*Records for the task*:

________________________

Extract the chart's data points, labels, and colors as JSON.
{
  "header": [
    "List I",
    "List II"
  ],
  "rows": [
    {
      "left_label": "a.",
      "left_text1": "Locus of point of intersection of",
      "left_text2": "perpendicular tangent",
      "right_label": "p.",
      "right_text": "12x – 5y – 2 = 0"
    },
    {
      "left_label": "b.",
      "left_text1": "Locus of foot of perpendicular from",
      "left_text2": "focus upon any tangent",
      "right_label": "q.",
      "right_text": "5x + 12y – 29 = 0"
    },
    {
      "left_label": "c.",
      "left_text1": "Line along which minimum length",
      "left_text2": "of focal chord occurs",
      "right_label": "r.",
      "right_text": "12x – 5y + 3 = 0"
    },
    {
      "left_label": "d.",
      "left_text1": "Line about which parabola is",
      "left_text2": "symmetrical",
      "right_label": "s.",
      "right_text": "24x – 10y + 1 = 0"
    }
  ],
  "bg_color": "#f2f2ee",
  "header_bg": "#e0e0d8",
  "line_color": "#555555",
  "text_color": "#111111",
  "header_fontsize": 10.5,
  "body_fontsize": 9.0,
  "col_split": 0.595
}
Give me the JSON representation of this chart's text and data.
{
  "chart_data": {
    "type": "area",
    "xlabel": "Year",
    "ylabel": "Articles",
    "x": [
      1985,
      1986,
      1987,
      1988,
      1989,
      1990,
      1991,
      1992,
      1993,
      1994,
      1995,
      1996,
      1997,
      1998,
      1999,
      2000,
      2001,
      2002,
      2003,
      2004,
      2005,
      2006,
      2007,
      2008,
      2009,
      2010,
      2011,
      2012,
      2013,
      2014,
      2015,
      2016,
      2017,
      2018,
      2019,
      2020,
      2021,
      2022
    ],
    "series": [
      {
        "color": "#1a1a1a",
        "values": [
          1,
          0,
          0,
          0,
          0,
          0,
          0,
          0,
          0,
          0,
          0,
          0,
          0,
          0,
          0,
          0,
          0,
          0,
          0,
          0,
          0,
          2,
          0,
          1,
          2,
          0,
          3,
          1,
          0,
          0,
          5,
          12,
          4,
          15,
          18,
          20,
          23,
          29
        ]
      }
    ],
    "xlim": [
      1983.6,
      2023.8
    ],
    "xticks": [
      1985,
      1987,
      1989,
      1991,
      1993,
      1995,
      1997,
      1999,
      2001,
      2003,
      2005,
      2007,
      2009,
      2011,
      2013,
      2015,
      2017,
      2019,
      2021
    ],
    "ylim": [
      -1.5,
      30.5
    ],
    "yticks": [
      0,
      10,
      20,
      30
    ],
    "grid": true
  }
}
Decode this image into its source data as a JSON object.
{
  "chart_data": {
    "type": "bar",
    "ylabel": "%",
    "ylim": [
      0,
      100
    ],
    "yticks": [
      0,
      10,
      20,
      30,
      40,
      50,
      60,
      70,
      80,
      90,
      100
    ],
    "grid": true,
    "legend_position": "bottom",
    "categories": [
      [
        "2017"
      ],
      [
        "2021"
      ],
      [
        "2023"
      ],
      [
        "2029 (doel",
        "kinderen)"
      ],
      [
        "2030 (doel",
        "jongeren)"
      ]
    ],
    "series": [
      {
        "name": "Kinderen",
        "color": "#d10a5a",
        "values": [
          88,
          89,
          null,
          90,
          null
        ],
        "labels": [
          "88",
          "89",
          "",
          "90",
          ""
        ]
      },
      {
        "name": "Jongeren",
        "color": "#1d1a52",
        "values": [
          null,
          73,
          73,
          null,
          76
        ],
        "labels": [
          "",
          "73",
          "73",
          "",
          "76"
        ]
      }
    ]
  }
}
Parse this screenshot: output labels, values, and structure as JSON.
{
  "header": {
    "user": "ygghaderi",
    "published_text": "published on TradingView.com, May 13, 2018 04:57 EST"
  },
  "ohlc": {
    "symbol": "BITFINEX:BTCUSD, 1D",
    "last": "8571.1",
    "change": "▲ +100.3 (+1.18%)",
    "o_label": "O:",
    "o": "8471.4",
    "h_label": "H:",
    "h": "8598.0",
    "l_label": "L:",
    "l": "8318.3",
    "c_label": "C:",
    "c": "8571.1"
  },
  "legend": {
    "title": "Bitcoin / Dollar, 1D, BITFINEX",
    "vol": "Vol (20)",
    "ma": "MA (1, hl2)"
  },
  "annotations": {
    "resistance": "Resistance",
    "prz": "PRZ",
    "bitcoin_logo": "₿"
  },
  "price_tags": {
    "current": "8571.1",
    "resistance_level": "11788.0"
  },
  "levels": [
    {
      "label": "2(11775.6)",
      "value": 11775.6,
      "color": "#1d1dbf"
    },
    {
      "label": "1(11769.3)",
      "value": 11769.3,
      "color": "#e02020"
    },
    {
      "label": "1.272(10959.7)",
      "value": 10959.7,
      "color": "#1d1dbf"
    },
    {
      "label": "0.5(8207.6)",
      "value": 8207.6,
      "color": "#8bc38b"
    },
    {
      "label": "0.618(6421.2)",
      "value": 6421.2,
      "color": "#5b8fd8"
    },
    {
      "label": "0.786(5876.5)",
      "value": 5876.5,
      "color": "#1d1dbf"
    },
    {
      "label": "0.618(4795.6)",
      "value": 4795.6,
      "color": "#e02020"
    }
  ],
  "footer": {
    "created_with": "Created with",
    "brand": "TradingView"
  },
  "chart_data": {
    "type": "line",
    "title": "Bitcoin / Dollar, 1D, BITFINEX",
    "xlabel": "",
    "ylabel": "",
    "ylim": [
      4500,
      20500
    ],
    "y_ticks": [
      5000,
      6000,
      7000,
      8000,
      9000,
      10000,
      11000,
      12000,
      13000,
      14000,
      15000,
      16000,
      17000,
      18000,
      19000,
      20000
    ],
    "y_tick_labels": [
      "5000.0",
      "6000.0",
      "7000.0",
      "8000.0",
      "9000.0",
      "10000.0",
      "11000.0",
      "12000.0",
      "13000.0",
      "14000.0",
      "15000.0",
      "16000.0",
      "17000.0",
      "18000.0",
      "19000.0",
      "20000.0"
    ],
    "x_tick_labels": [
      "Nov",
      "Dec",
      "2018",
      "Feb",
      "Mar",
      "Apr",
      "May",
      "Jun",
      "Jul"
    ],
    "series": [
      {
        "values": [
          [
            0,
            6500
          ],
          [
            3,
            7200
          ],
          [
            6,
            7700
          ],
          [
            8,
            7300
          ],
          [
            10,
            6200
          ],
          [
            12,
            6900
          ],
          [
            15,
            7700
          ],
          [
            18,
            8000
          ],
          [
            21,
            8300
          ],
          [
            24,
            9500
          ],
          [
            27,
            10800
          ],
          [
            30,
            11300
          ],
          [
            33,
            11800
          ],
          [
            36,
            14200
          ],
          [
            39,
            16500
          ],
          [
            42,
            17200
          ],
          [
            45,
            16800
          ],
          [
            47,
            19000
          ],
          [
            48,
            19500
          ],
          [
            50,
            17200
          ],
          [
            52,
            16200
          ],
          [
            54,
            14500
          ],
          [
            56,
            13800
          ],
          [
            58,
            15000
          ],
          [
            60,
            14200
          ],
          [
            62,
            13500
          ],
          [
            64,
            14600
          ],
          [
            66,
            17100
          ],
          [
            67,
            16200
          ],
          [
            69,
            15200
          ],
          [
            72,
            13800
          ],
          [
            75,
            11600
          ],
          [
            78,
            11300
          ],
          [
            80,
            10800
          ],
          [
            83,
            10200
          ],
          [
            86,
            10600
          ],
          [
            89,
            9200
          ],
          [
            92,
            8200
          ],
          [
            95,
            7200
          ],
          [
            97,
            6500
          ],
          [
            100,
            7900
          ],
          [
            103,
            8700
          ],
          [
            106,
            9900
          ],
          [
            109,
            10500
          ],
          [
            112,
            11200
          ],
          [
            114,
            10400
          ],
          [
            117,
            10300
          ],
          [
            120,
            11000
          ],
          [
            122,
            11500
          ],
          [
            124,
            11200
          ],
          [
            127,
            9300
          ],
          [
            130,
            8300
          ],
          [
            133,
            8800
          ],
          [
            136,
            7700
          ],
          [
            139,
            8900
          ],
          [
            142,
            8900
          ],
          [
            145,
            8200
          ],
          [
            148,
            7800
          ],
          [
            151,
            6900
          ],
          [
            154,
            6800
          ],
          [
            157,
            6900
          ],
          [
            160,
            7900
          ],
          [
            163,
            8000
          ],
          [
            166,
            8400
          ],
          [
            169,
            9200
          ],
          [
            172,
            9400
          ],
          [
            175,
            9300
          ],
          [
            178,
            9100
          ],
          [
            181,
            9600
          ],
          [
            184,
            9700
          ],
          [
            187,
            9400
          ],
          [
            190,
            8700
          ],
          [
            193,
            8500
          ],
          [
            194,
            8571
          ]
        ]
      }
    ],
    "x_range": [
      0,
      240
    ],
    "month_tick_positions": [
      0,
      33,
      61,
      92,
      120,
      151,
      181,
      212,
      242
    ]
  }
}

________________________

*What you need to do*: In the listing above, find each line with the word "perpendicular" and copy it.

*Task output*:
      "left_text2": "perpendicular tangent",
      "left_text1": "Locus of foot of perpendicular from",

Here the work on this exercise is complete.